**TO BE DONE**
Reproduce all of the records exactly.

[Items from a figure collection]
* * *
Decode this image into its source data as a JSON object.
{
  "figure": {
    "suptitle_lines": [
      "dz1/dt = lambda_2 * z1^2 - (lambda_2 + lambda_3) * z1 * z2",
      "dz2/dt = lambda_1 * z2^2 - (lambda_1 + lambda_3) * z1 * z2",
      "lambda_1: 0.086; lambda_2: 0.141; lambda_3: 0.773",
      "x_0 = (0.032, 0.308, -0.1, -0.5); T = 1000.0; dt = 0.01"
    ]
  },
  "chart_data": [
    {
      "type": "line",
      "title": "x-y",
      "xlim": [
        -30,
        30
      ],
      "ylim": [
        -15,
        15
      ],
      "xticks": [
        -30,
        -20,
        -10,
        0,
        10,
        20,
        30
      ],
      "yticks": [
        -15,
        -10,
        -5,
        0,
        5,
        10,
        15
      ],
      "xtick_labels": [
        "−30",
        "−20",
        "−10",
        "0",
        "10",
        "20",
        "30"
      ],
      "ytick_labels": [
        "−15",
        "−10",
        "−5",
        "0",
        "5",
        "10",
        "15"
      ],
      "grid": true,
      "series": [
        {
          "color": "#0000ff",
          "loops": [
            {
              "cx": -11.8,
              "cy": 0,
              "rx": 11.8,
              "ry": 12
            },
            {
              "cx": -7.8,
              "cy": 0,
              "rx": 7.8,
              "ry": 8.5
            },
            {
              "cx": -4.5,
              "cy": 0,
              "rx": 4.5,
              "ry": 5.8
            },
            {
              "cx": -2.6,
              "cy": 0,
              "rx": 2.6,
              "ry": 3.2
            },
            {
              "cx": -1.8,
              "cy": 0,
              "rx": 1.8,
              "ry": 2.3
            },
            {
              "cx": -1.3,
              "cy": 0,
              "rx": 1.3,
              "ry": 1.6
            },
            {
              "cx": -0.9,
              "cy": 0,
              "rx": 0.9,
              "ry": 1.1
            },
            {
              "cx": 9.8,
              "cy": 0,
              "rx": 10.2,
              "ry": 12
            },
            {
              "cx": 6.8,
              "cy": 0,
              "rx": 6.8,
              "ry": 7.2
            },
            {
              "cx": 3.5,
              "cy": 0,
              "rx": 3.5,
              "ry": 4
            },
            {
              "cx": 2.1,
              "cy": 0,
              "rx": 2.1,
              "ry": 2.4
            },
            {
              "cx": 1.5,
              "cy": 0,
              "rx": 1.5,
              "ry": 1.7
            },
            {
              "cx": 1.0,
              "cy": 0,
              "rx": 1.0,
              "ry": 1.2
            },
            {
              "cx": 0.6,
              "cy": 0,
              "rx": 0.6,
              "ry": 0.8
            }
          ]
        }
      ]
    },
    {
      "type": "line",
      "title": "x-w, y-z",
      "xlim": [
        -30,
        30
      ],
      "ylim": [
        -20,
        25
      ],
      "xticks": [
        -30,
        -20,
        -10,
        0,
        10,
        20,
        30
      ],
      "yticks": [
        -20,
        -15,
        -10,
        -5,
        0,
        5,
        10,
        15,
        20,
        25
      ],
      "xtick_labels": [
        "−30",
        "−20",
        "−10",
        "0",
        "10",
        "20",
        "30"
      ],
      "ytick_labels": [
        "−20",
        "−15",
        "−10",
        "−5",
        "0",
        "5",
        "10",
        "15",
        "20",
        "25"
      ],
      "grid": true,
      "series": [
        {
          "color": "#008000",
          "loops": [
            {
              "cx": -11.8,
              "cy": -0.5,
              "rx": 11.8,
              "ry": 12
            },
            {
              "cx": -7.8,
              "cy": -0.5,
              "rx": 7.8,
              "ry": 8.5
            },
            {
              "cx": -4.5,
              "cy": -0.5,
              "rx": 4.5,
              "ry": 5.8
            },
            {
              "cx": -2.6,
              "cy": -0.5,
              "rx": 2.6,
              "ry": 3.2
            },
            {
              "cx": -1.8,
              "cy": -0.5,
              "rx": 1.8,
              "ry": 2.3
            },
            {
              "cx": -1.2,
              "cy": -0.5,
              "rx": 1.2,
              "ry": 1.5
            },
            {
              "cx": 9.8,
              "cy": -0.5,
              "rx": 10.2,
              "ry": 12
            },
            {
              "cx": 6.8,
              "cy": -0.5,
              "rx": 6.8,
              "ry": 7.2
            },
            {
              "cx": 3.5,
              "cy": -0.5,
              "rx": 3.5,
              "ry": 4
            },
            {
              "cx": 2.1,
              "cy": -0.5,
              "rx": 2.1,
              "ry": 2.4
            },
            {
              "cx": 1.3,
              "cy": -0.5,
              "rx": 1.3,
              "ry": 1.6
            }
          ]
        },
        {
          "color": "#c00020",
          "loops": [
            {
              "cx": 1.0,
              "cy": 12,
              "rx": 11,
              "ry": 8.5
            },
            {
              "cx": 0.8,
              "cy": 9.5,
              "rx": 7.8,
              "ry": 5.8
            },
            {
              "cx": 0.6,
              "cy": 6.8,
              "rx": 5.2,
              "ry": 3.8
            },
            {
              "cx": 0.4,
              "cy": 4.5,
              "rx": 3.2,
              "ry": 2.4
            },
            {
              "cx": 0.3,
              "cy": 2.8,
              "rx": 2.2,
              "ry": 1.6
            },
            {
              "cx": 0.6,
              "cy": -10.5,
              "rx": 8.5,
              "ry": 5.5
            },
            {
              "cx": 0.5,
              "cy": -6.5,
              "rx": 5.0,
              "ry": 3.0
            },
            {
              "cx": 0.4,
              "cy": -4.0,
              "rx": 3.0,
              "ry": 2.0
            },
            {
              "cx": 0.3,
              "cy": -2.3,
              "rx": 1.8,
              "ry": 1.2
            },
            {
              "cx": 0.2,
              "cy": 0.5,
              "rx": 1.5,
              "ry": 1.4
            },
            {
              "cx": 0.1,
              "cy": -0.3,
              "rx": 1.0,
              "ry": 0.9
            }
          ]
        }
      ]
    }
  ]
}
* * *
**ANSWER BELOW**
Decode this image into its source data as a JSON object.
{
  "figure": {
    "suptitle_lines": [
      "dz1/dt = lambda_2 * z1^2 - (lambda_2 + lambda_3) * z1 * z2",
      "dz2/dt = lambda_1 * z2^2 - (lambda_1 + lambda_3) * z1 * z2",
      "lambda_1: 0.086; lambda_2: 0.141; lambda_3: 0.773",
      "x_0 = (0.032, 0.308, -0.1, -0.5); T = 1000.0; dt = 0.01"
    ]
  },
  "chart_data": [
    {
      "type": "line",
      "title": "x-y",
      "xlim": [
        -30,
        30
      ],
      "ylim": [
        -15,
        15
      ],
      "xticks": [
        -30,
        -20,
        -10,
        0,
        10,
        20,
        30
      ],
      "yticks": [
        -15,
        -10,
        -5,
        0,
        5,
        10,
        15
      ],
      "xtick_labels": [
        "−30",
        "−20",
        "−10",
        "0",
        "10",
        "20",
        "30"
      ],
      "ytick_labels": [
        "−15",
        "−10",
        "−5",
        "0",
        "5",
        "10",
        "15"
      ],
      "grid": true,
      "series": [
        {
          "color": "#0000ff",
          "loops": [
            {
              "cx": -11.8,
              "cy": 0,
              "rx": 11.8,
              "ry": 12
            },
            {
              "cx": -7.8,
              "cy": 0,
              "rx": 7.8,
              "ry": 8.5
            },
            {
              "cx": -4.5,
              "cy": 0,
              "rx": 4.5,
              "ry": 5.8
            },
            {
              "cx": -2.6,
              "cy": 0,
              "rx": 2.6,
              "ry": 3.2
            },
            {
              "cx": -1.8,
              "cy": 0,
              "rx": 1.8,
              "ry": 2.3
            },
            {
              "cx": -1.3,
              "cy": 0,
              "rx": 1.3,
              "ry": 1.6
            },
            {
              "cx": -0.9,
              "cy": 0,
              "rx": 0.9,
              "ry": 1.1
            },
            {
              "cx": 9.8,
              "cy": 0,
              "rx": 10.2,
              "ry": 12
            },
            {
              "cx": 6.8,
              "cy": 0,
              "rx": 6.8,
              "ry": 7.2
            },
            {
              "cx": 3.5,
              "cy": 0,
              "rx": 3.5,
              "ry": 4
            },
            {
              "cx": 2.1,
              "cy": 0,
              "rx": 2.1,
              "ry": 2.4
            },
            {
              "cx": 1.5,
              "cy": 0,
              "rx": 1.5,
              "ry": 1.7
            },
            {
              "cx": 1.0,
              "cy": 0,
              "rx": 1.0,
              "ry": 1.2
            },
            {
              "cx": 0.6,
              "cy": 0,
              "rx": 0.6,
              "ry": 0.8
            }
          ]
        }
      ]
    },
    {
      "type": "line",
      "title": "x-w, y-z",
      "xlim": [
        -30,
        30
      ],
      "ylim": [
        -20,
        25
      ],
      "xticks": [
        -30,
        -20,
        -10,
        0,
        10,
        20,
        30
      ],
      "yticks": [
        -20,
        -15,
        -10,
        -5,
        0,
        5,
        10,
        15,
        20,
        25
      ],
      "xtick_labels": [
        "−30",
        "−20",
        "−10",
        "0",
        "10",
        "20",
        "30"
      ],
      "ytick_labels": [
        "−20",
        "−15",
        "−10",
        "−5",
        "0",
        "5",
        "10",
        "15",
        "20",
        "25"
      ],
      "grid": true,
      "series": [
        {
          "color": "#008000",
          "loops": [
            {
              "cx": -11.8,
              "cy": -0.5,
              "rx": 11.8,
              "ry": 12
            },
            {
              "cx": -7.8,
              "cy": -0.5,
              "rx": 7.8,
              "ry": 8.5
            },
            {
              "cx": -4.5,
              "cy": -0.5,
              "rx": 4.5,
              "ry": 5.8
            },
            {
              "cx": -2.6,
              "cy": -0.5,
              "rx": 2.6,
              "ry": 3.2
            },
            {
              "cx": -1.8,
              "cy": -0.5,
              "rx": 1.8,
              "ry": 2.3
            },
            {
              "cx": -1.2,
              "cy": -0.5,
              "rx": 1.2,
              "ry": 1.5
            },
            {
              "cx": 9.8,
              "cy": -0.5,
              "rx": 10.2,
              "ry": 12
            },
            {
              "cx": 6.8,
              "cy": -0.5,
              "rx": 6.8,
              "ry": 7.2
            },
            {
              "cx": 3.5,
              "cy": -0.5,
              "rx": 3.5,
              "ry": 4
            },
            {
              "cx": 2.1,
              "cy": -0.5,
              "rx": 2.1,
              "ry": 2.4
            },
            {
              "cx": 1.3,
              "cy": -0.5,
              "rx": 1.3,
              "ry": 1.6
            }
          ]
        },
        {
          "color": "#c00020",
          "loops": [
            {
              "cx": 1.0,
              "cy": 12,
              "rx": 11,
              "ry": 8.5
            },
            {
              "cx": 0.8,
              "cy": 9.5,
              "rx": 7.8,
              "ry": 5.8
            },
            {
              "cx": 0.6,
              "cy": 6.8,
              "rx": 5.2,
              "ry": 3.8
            },
            {
              "cx": 0.4,
              "cy": 4.5,
              "rx": 3.2,
              "ry": 2.4
            },
            {
              "cx": 0.3,
              "cy": 2.8,
              "rx": 2.2,
              "ry": 1.6
            },
            {
              "cx": 0.6,
              "cy": -10.5,
              "rx": 8.5,
              "ry": 5.5
            },
            {
              "cx": 0.5,
              "cy": -6.5,
              "rx": 5.0,
              "ry": 3.0
            },
            {
              "cx": 0.4,
              "cy": -4.0,
              "rx": 3.0,
              "ry": 2.0
            },
            {
              "cx": 0.3,
              "cy": -2.3,
              "rx": 1.8,
              "ry": 1.2
            },
            {
              "cx": 0.2,
              "cy": 0.5,
              "rx": 1.5,
              "ry": 1.4
            },
            {
              "cx": 0.1,
              "cy": -0.3,
              "rx": 1.0,
              "ry": 0.9
            }
          ]
        }
      ]
    }
  ]
}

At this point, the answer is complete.